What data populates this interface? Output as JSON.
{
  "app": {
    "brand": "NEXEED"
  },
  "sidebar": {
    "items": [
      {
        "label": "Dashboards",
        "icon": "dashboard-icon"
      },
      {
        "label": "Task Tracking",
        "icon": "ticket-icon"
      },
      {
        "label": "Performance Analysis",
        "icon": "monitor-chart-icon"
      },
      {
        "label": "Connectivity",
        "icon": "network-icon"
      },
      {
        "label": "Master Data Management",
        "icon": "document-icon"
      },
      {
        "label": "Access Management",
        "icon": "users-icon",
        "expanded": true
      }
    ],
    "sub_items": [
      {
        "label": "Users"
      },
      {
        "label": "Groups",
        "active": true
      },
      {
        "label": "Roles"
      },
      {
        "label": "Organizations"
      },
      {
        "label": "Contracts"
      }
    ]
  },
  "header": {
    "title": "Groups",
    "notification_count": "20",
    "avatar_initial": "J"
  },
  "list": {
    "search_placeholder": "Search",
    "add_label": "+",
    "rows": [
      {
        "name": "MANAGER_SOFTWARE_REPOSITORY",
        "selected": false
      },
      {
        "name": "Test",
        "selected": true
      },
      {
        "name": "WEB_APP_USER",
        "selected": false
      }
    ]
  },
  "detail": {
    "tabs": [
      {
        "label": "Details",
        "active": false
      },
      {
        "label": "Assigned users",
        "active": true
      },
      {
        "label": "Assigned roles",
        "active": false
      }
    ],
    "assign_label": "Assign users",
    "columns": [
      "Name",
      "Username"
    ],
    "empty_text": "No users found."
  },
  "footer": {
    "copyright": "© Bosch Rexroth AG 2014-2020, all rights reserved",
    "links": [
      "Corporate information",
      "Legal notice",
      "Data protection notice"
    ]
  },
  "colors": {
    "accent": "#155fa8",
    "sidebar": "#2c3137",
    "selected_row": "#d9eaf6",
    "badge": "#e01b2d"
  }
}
——————
== Your instructions ==
Copy each line above containing the string "icon".

== Output ==
        "icon": "dashboard-icon"
        "icon": "ticket-icon"
        "icon": "monitor-chart-icon"
        "icon": "network-icon"
        "icon": "document-icon"
        "icon": "users-icon",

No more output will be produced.